**Written problem**
Drop the images; return everything else in the listing below exactly.
══ Input data ══
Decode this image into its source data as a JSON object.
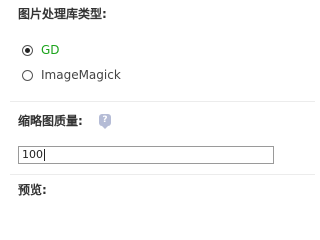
{
  "library_section": {
    "title": "图片处理库类型:",
    "options": [
      {
        "label": "GD",
        "checked": true,
        "color": "#1aa31a"
      },
      {
        "label": "ImageMagick",
        "checked": false,
        "color": "#444444"
      }
    ]
  },
  "thumbnail_section": {
    "title": "缩略图质量:",
    "help_icon": "question-bubble-icon",
    "help_glyph": "?",
    "quality_value": "100"
  },
  "preview_section": {
    "title": "预览:"
  }
}
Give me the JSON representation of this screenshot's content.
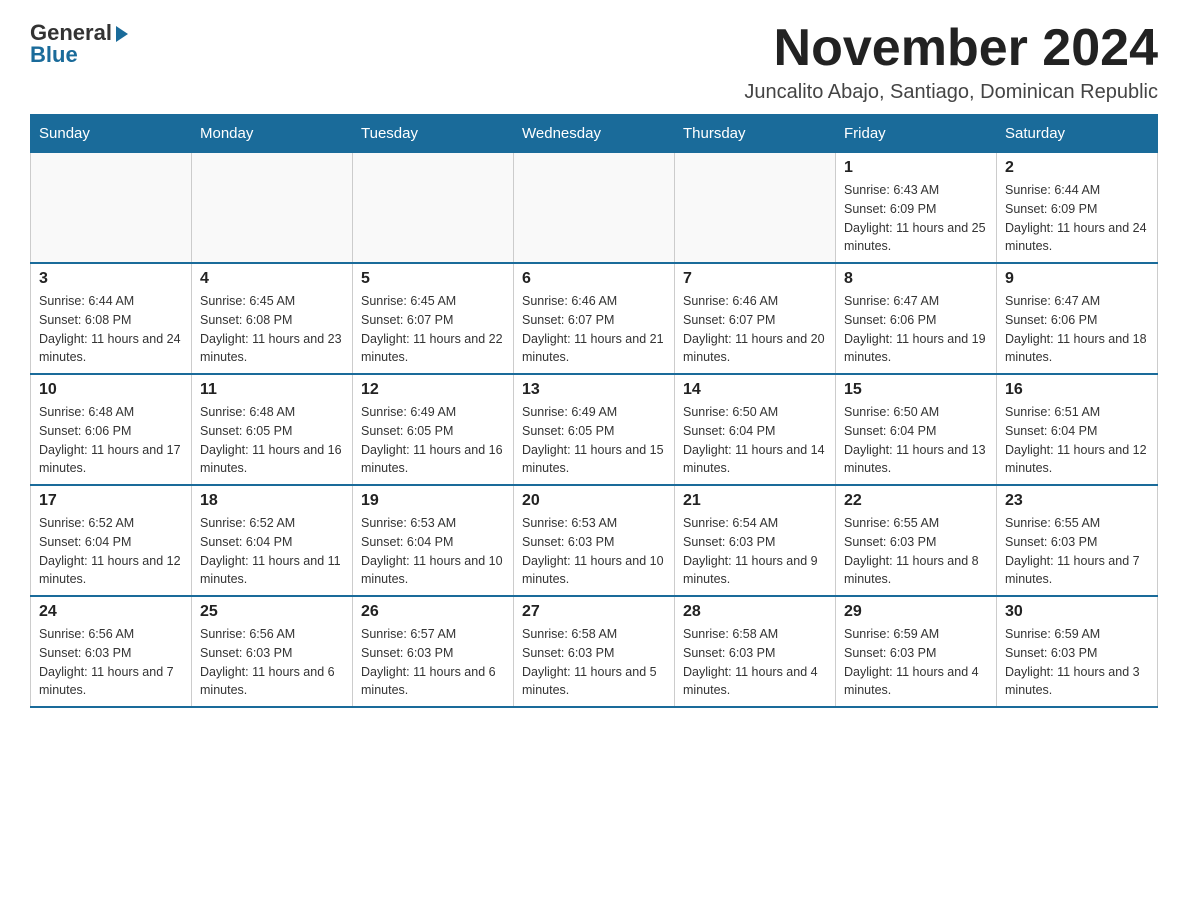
{
  "logo": {
    "general": "General",
    "blue": "Blue"
  },
  "title": "November 2024",
  "subtitle": "Juncalito Abajo, Santiago, Dominican Republic",
  "days_of_week": [
    "Sunday",
    "Monday",
    "Tuesday",
    "Wednesday",
    "Thursday",
    "Friday",
    "Saturday"
  ],
  "weeks": [
    [
      {
        "day": "",
        "sunrise": "",
        "sunset": "",
        "daylight": ""
      },
      {
        "day": "",
        "sunrise": "",
        "sunset": "",
        "daylight": ""
      },
      {
        "day": "",
        "sunrise": "",
        "sunset": "",
        "daylight": ""
      },
      {
        "day": "",
        "sunrise": "",
        "sunset": "",
        "daylight": ""
      },
      {
        "day": "",
        "sunrise": "",
        "sunset": "",
        "daylight": ""
      },
      {
        "day": "1",
        "sunrise": "Sunrise: 6:43 AM",
        "sunset": "Sunset: 6:09 PM",
        "daylight": "Daylight: 11 hours and 25 minutes."
      },
      {
        "day": "2",
        "sunrise": "Sunrise: 6:44 AM",
        "sunset": "Sunset: 6:09 PM",
        "daylight": "Daylight: 11 hours and 24 minutes."
      }
    ],
    [
      {
        "day": "3",
        "sunrise": "Sunrise: 6:44 AM",
        "sunset": "Sunset: 6:08 PM",
        "daylight": "Daylight: 11 hours and 24 minutes."
      },
      {
        "day": "4",
        "sunrise": "Sunrise: 6:45 AM",
        "sunset": "Sunset: 6:08 PM",
        "daylight": "Daylight: 11 hours and 23 minutes."
      },
      {
        "day": "5",
        "sunrise": "Sunrise: 6:45 AM",
        "sunset": "Sunset: 6:07 PM",
        "daylight": "Daylight: 11 hours and 22 minutes."
      },
      {
        "day": "6",
        "sunrise": "Sunrise: 6:46 AM",
        "sunset": "Sunset: 6:07 PM",
        "daylight": "Daylight: 11 hours and 21 minutes."
      },
      {
        "day": "7",
        "sunrise": "Sunrise: 6:46 AM",
        "sunset": "Sunset: 6:07 PM",
        "daylight": "Daylight: 11 hours and 20 minutes."
      },
      {
        "day": "8",
        "sunrise": "Sunrise: 6:47 AM",
        "sunset": "Sunset: 6:06 PM",
        "daylight": "Daylight: 11 hours and 19 minutes."
      },
      {
        "day": "9",
        "sunrise": "Sunrise: 6:47 AM",
        "sunset": "Sunset: 6:06 PM",
        "daylight": "Daylight: 11 hours and 18 minutes."
      }
    ],
    [
      {
        "day": "10",
        "sunrise": "Sunrise: 6:48 AM",
        "sunset": "Sunset: 6:06 PM",
        "daylight": "Daylight: 11 hours and 17 minutes."
      },
      {
        "day": "11",
        "sunrise": "Sunrise: 6:48 AM",
        "sunset": "Sunset: 6:05 PM",
        "daylight": "Daylight: 11 hours and 16 minutes."
      },
      {
        "day": "12",
        "sunrise": "Sunrise: 6:49 AM",
        "sunset": "Sunset: 6:05 PM",
        "daylight": "Daylight: 11 hours and 16 minutes."
      },
      {
        "day": "13",
        "sunrise": "Sunrise: 6:49 AM",
        "sunset": "Sunset: 6:05 PM",
        "daylight": "Daylight: 11 hours and 15 minutes."
      },
      {
        "day": "14",
        "sunrise": "Sunrise: 6:50 AM",
        "sunset": "Sunset: 6:04 PM",
        "daylight": "Daylight: 11 hours and 14 minutes."
      },
      {
        "day": "15",
        "sunrise": "Sunrise: 6:50 AM",
        "sunset": "Sunset: 6:04 PM",
        "daylight": "Daylight: 11 hours and 13 minutes."
      },
      {
        "day": "16",
        "sunrise": "Sunrise: 6:51 AM",
        "sunset": "Sunset: 6:04 PM",
        "daylight": "Daylight: 11 hours and 12 minutes."
      }
    ],
    [
      {
        "day": "17",
        "sunrise": "Sunrise: 6:52 AM",
        "sunset": "Sunset: 6:04 PM",
        "daylight": "Daylight: 11 hours and 12 minutes."
      },
      {
        "day": "18",
        "sunrise": "Sunrise: 6:52 AM",
        "sunset": "Sunset: 6:04 PM",
        "daylight": "Daylight: 11 hours and 11 minutes."
      },
      {
        "day": "19",
        "sunrise": "Sunrise: 6:53 AM",
        "sunset": "Sunset: 6:04 PM",
        "daylight": "Daylight: 11 hours and 10 minutes."
      },
      {
        "day": "20",
        "sunrise": "Sunrise: 6:53 AM",
        "sunset": "Sunset: 6:03 PM",
        "daylight": "Daylight: 11 hours and 10 minutes."
      },
      {
        "day": "21",
        "sunrise": "Sunrise: 6:54 AM",
        "sunset": "Sunset: 6:03 PM",
        "daylight": "Daylight: 11 hours and 9 minutes."
      },
      {
        "day": "22",
        "sunrise": "Sunrise: 6:55 AM",
        "sunset": "Sunset: 6:03 PM",
        "daylight": "Daylight: 11 hours and 8 minutes."
      },
      {
        "day": "23",
        "sunrise": "Sunrise: 6:55 AM",
        "sunset": "Sunset: 6:03 PM",
        "daylight": "Daylight: 11 hours and 7 minutes."
      }
    ],
    [
      {
        "day": "24",
        "sunrise": "Sunrise: 6:56 AM",
        "sunset": "Sunset: 6:03 PM",
        "daylight": "Daylight: 11 hours and 7 minutes."
      },
      {
        "day": "25",
        "sunrise": "Sunrise: 6:56 AM",
        "sunset": "Sunset: 6:03 PM",
        "daylight": "Daylight: 11 hours and 6 minutes."
      },
      {
        "day": "26",
        "sunrise": "Sunrise: 6:57 AM",
        "sunset": "Sunset: 6:03 PM",
        "daylight": "Daylight: 11 hours and 6 minutes."
      },
      {
        "day": "27",
        "sunrise": "Sunrise: 6:58 AM",
        "sunset": "Sunset: 6:03 PM",
        "daylight": "Daylight: 11 hours and 5 minutes."
      },
      {
        "day": "28",
        "sunrise": "Sunrise: 6:58 AM",
        "sunset": "Sunset: 6:03 PM",
        "daylight": "Daylight: 11 hours and 4 minutes."
      },
      {
        "day": "29",
        "sunrise": "Sunrise: 6:59 AM",
        "sunset": "Sunset: 6:03 PM",
        "daylight": "Daylight: 11 hours and 4 minutes."
      },
      {
        "day": "30",
        "sunrise": "Sunrise: 6:59 AM",
        "sunset": "Sunset: 6:03 PM",
        "daylight": "Daylight: 11 hours and 3 minutes."
      }
    ]
  ]
}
═══
**Exercise response**
Decode this image into its source data as a JSON object.
{
  "library_section": {
    "title": "图片处理库类型:",
    "options": [
      {
        "label": "GD",
        "checked": true,
        "color": "#1aa31a"
      },
      {
        "label": "ImageMagick",
        "checked": false,
        "color": "#444444"
      }
    ]
  },
  "thumbnail_section": {
    "title": "缩略图质量:",
    "help_icon": "question-bubble-icon",
    "help_glyph": "?",
    "quality_value": "100"
  },
  "preview_section": {
    "title": "预览:"
  }
}
Give me the JSON representation of this screenshot's content.
{
  "logo": {
    "general": "General",
    "blue": "Blue"
  },
  "title": "November 2024",
  "subtitle": "Juncalito Abajo, Santiago, Dominican Republic",
  "days_of_week": [
    "Sunday",
    "Monday",
    "Tuesday",
    "Wednesday",
    "Thursday",
    "Friday",
    "Saturday"
  ],
  "weeks": [
    [
      {
        "day": "",
        "sunrise": "",
        "sunset": "",
        "daylight": ""
      },
      {
        "day": "",
        "sunrise": "",
        "sunset": "",
        "daylight": ""
      },
      {
        "day": "",
        "sunrise": "",
        "sunset": "",
        "daylight": ""
      },
      {
        "day": "",
        "sunrise": "",
        "sunset": "",
        "daylight": ""
      },
      {
        "day": "",
        "sunrise": "",
        "sunset": "",
        "daylight": ""
      },
      {
        "day": "1",
        "sunrise": "Sunrise: 6:43 AM",
        "sunset": "Sunset: 6:09 PM",
        "daylight": "Daylight: 11 hours and 25 minutes."
      },
      {
        "day": "2",
        "sunrise": "Sunrise: 6:44 AM",
        "sunset": "Sunset: 6:09 PM",
        "daylight": "Daylight: 11 hours and 24 minutes."
      }
    ],
    [
      {
        "day": "3",
        "sunrise": "Sunrise: 6:44 AM",
        "sunset": "Sunset: 6:08 PM",
        "daylight": "Daylight: 11 hours and 24 minutes."
      },
      {
        "day": "4",
        "sunrise": "Sunrise: 6:45 AM",
        "sunset": "Sunset: 6:08 PM",
        "daylight": "Daylight: 11 hours and 23 minutes."
      },
      {
        "day": "5",
        "sunrise": "Sunrise: 6:45 AM",
        "sunset": "Sunset: 6:07 PM",
        "daylight": "Daylight: 11 hours and 22 minutes."
      },
      {
        "day": "6",
        "sunrise": "Sunrise: 6:46 AM",
        "sunset": "Sunset: 6:07 PM",
        "daylight": "Daylight: 11 hours and 21 minutes."
      },
      {
        "day": "7",
        "sunrise": "Sunrise: 6:46 AM",
        "sunset": "Sunset: 6:07 PM",
        "daylight": "Daylight: 11 hours and 20 minutes."
      },
      {
        "day": "8",
        "sunrise": "Sunrise: 6:47 AM",
        "sunset": "Sunset: 6:06 PM",
        "daylight": "Daylight: 11 hours and 19 minutes."
      },
      {
        "day": "9",
        "sunrise": "Sunrise: 6:47 AM",
        "sunset": "Sunset: 6:06 PM",
        "daylight": "Daylight: 11 hours and 18 minutes."
      }
    ],
    [
      {
        "day": "10",
        "sunrise": "Sunrise: 6:48 AM",
        "sunset": "Sunset: 6:06 PM",
        "daylight": "Daylight: 11 hours and 17 minutes."
      },
      {
        "day": "11",
        "sunrise": "Sunrise: 6:48 AM",
        "sunset": "Sunset: 6:05 PM",
        "daylight": "Daylight: 11 hours and 16 minutes."
      },
      {
        "day": "12",
        "sunrise": "Sunrise: 6:49 AM",
        "sunset": "Sunset: 6:05 PM",
        "daylight": "Daylight: 11 hours and 16 minutes."
      },
      {
        "day": "13",
        "sunrise": "Sunrise: 6:49 AM",
        "sunset": "Sunset: 6:05 PM",
        "daylight": "Daylight: 11 hours and 15 minutes."
      },
      {
        "day": "14",
        "sunrise": "Sunrise: 6:50 AM",
        "sunset": "Sunset: 6:04 PM",
        "daylight": "Daylight: 11 hours and 14 minutes."
      },
      {
        "day": "15",
        "sunrise": "Sunrise: 6:50 AM",
        "sunset": "Sunset: 6:04 PM",
        "daylight": "Daylight: 11 hours and 13 minutes."
      },
      {
        "day": "16",
        "sunrise": "Sunrise: 6:51 AM",
        "sunset": "Sunset: 6:04 PM",
        "daylight": "Daylight: 11 hours and 12 minutes."
      }
    ],
    [
      {
        "day": "17",
        "sunrise": "Sunrise: 6:52 AM",
        "sunset": "Sunset: 6:04 PM",
        "daylight": "Daylight: 11 hours and 12 minutes."
      },
      {
        "day": "18",
        "sunrise": "Sunrise: 6:52 AM",
        "sunset": "Sunset: 6:04 PM",
        "daylight": "Daylight: 11 hours and 11 minutes."
      },
      {
        "day": "19",
        "sunrise": "Sunrise: 6:53 AM",
        "sunset": "Sunset: 6:04 PM",
        "daylight": "Daylight: 11 hours and 10 minutes."
      },
      {
        "day": "20",
        "sunrise": "Sunrise: 6:53 AM",
        "sunset": "Sunset: 6:03 PM",
        "daylight": "Daylight: 11 hours and 10 minutes."
      },
      {
        "day": "21",
        "sunrise": "Sunrise: 6:54 AM",
        "sunset": "Sunset: 6:03 PM",
        "daylight": "Daylight: 11 hours and 9 minutes."
      },
      {
        "day": "22",
        "sunrise": "Sunrise: 6:55 AM",
        "sunset": "Sunset: 6:03 PM",
        "daylight": "Daylight: 11 hours and 8 minutes."
      },
      {
        "day": "23",
        "sunrise": "Sunrise: 6:55 AM",
        "sunset": "Sunset: 6:03 PM",
        "daylight": "Daylight: 11 hours and 7 minutes."
      }
    ],
    [
      {
        "day": "24",
        "sunrise": "Sunrise: 6:56 AM",
        "sunset": "Sunset: 6:03 PM",
        "daylight": "Daylight: 11 hours and 7 minutes."
      },
      {
        "day": "25",
        "sunrise": "Sunrise: 6:56 AM",
        "sunset": "Sunset: 6:03 PM",
        "daylight": "Daylight: 11 hours and 6 minutes."
      },
      {
        "day": "26",
        "sunrise": "Sunrise: 6:57 AM",
        "sunset": "Sunset: 6:03 PM",
        "daylight": "Daylight: 11 hours and 6 minutes."
      },
      {
        "day": "27",
        "sunrise": "Sunrise: 6:58 AM",
        "sunset": "Sunset: 6:03 PM",
        "daylight": "Daylight: 11 hours and 5 minutes."
      },
      {
        "day": "28",
        "sunrise": "Sunrise: 6:58 AM",
        "sunset": "Sunset: 6:03 PM",
        "daylight": "Daylight: 11 hours and 4 minutes."
      },
      {
        "day": "29",
        "sunrise": "Sunrise: 6:59 AM",
        "sunset": "Sunset: 6:03 PM",
        "daylight": "Daylight: 11 hours and 4 minutes."
      },
      {
        "day": "30",
        "sunrise": "Sunrise: 6:59 AM",
        "sunset": "Sunset: 6:03 PM",
        "daylight": "Daylight: 11 hours and 3 minutes."
      }
    ]
  ]
}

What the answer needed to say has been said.